= MATERIAL FOR THE TASK =
•••••

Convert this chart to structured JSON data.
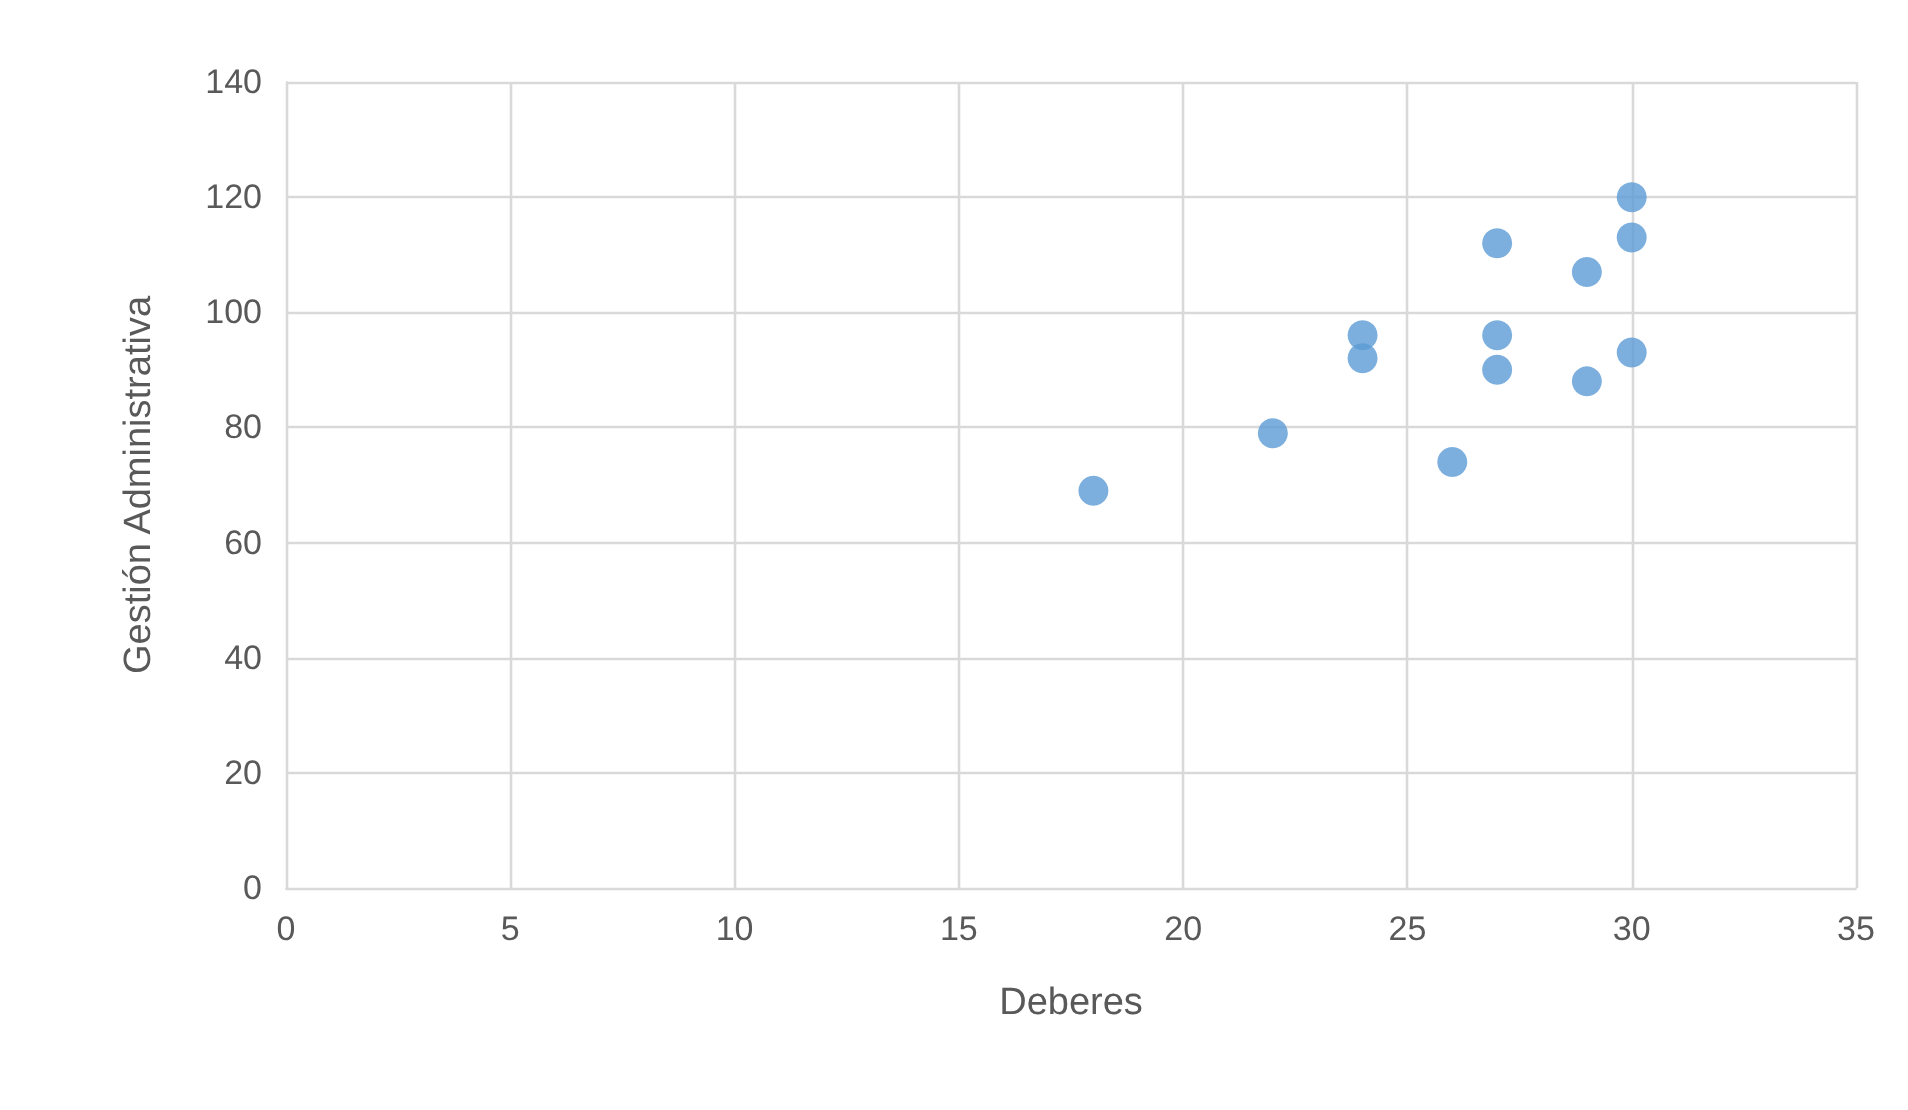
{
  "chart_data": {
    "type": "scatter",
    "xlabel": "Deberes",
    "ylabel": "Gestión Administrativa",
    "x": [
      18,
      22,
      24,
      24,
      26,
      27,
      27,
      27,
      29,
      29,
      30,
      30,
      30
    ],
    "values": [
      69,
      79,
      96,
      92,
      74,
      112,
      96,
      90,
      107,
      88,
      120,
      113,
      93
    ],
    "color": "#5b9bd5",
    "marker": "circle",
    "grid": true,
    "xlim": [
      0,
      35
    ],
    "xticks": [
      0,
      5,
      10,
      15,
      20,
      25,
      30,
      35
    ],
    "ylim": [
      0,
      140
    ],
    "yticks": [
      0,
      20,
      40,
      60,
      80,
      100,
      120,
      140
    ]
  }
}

•••••

= GIVEN PROBLEM =
Make an exact copy of the records above, with the pictures left out.

= FULL OUTPUT =
Convert this chart to structured JSON data.
{
  "chart_data": {
    "type": "scatter",
    "xlabel": "Deberes",
    "ylabel": "Gestión Administrativa",
    "x": [
      18,
      22,
      24,
      24,
      26,
      27,
      27,
      27,
      29,
      29,
      30,
      30,
      30
    ],
    "values": [
      69,
      79,
      96,
      92,
      74,
      112,
      96,
      90,
      107,
      88,
      120,
      113,
      93
    ],
    "color": "#5b9bd5",
    "marker": "circle",
    "grid": true,
    "xlim": [
      0,
      35
    ],
    "xticks": [
      0,
      5,
      10,
      15,
      20,
      25,
      30,
      35
    ],
    "ylim": [
      0,
      140
    ],
    "yticks": [
      0,
      20,
      40,
      60,
      80,
      100,
      120,
      140
    ]
  }
}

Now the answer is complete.